Analyst · Bank of America Merrill Lynch

Yes, so I'll handle that one, Timna. If you simply take the fourth quarter and annualize it, you have to factor in the guidance around higher raw material cost. So we are guiding to approximately $400 million of higher raw material costs. And then also, the fourth quarter would have seen higher alumina prices, and so the alumina assumption that we've built in is lower than what we saw in the fourth quarter. And then the other -- I guess, the other major impacts, metal prices ride along the same lines, and currencies -- with the dollar weakening, currencies are a negative impact also in the guidance. So as far as the volume question goes, we're seeing creep in both the bauxite and on the alumina side, so we're going to pick up some incremental volume there. But we've also built in -- on the aluminum side, we've built in the Becancour curtailment for the full year. So we have that running at 1 line, which essentially loses 200,000 tonnes of volume out of the numbers.

Operator

Operator

Our next question comes from Curt Woodworth with Crédit Suisse.

....................

**REQUIRED WORK:**
[A] Answer these from the earnings call excerpt, one line each:
(i) About how much in higher raw material costs is the guidance built on?
(ii) Which curtailment is assumed for the full year on the aluminum side?
(iii) Who asks the next question, and with which firm?
[B] Carry on the earnings call excerpt from the point where it stops.
The material that comes next has no connection to the earnings call excerpt.

**SOURCE MATERIAL:**

....................

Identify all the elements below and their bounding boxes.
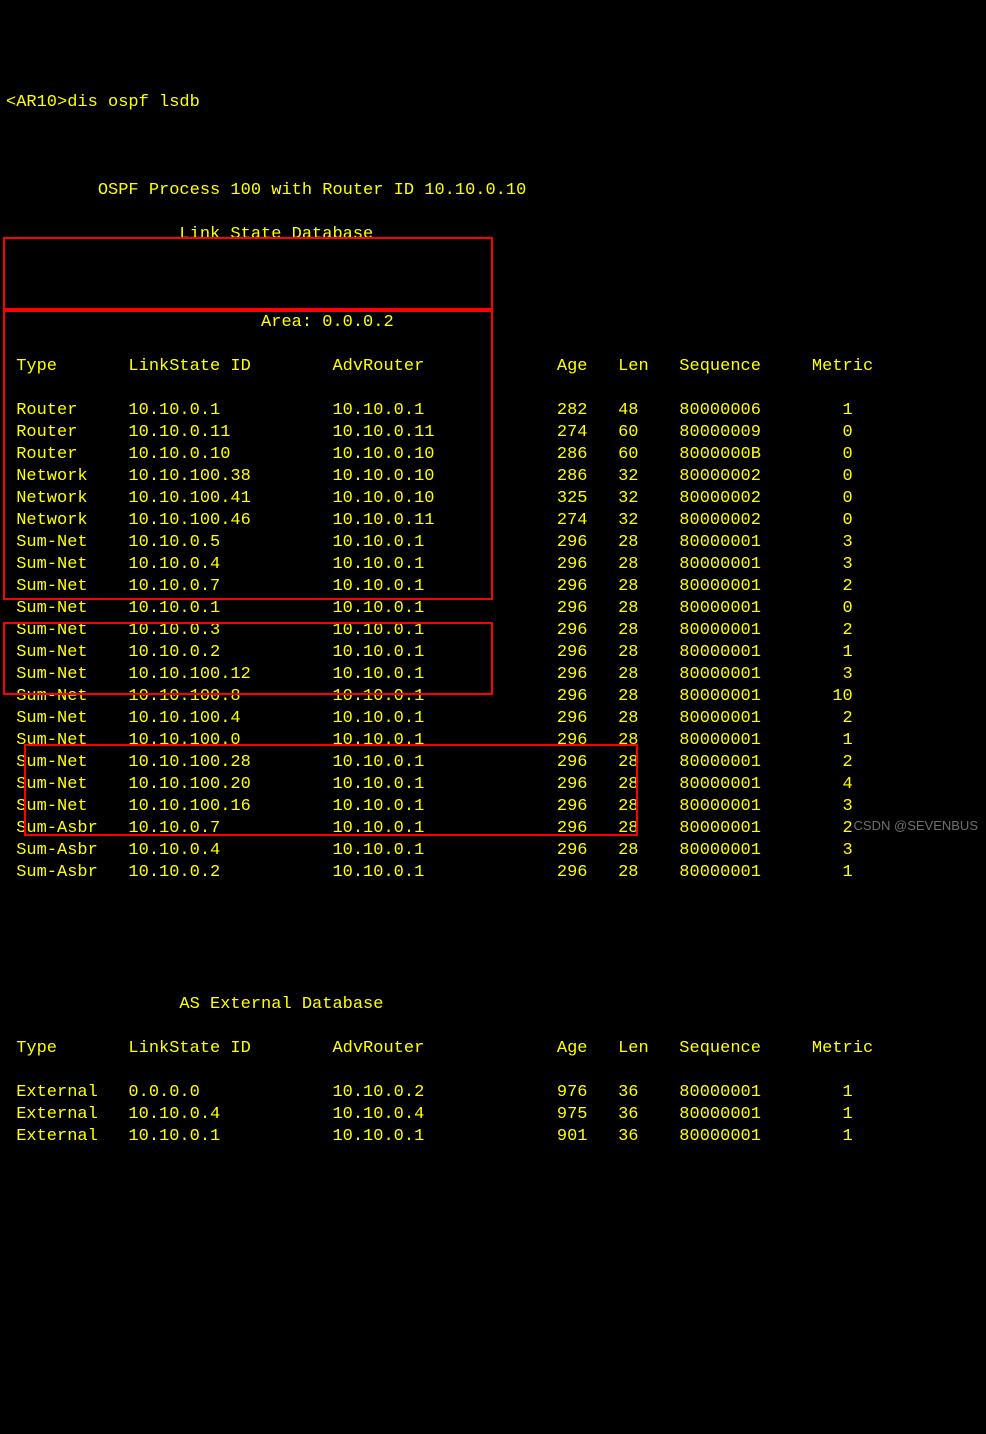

....................

**THE RESULTS:**
[A]
(i) Approximately $400 million.
(ii) The Becancour curtailment.
(iii) Curt Woodworth, with Crédit Suisse.

[B]
Curtis Woodworth

Analyst

Yes, I also had a question on the guidance, too, Bill, because you also had a $55 million LIFO hit this quarter and then you talked about a $50 million impact from the drought and some of the operational issues. So that would put your run rate and EBITDA closer to $3.5 billion. And then your LME assumption's, I think, 100 a tonne above what it was this quarter, that would give you another $200 million. And I hear you, the alumina price is lower. But it seems like on a like-for-like basis, you'd be closer to maybe $3.6 billion run rate? So is it -- like, do you feel like you're being conservative in the guidance? Is that math somewhat incorrect? And can you talk about what your assumptions are for FX and what the impact of that was on the guide?

William Oplinger

Analyst · Bank of America Merrill Lynch

Yes, sure. I guess, some of the big impacts from what you're looking at is, in the fourth quarter, as we discussed, the alumina prices were a little bit higher. The one-time impacts that Roy alluded to, I would say won't recur. So if we were to look at the fourth quarter, I'd say we made $775 million, we'll take you up to around $825 million on a run-rate basis. Then you get the $400 million of higher incremental raw material costs, roughly $100 million of higher currency costs during the course of the year, and that gets you -- should get you back down to the $2.6 billion to $2.8 billion range if you do it that way.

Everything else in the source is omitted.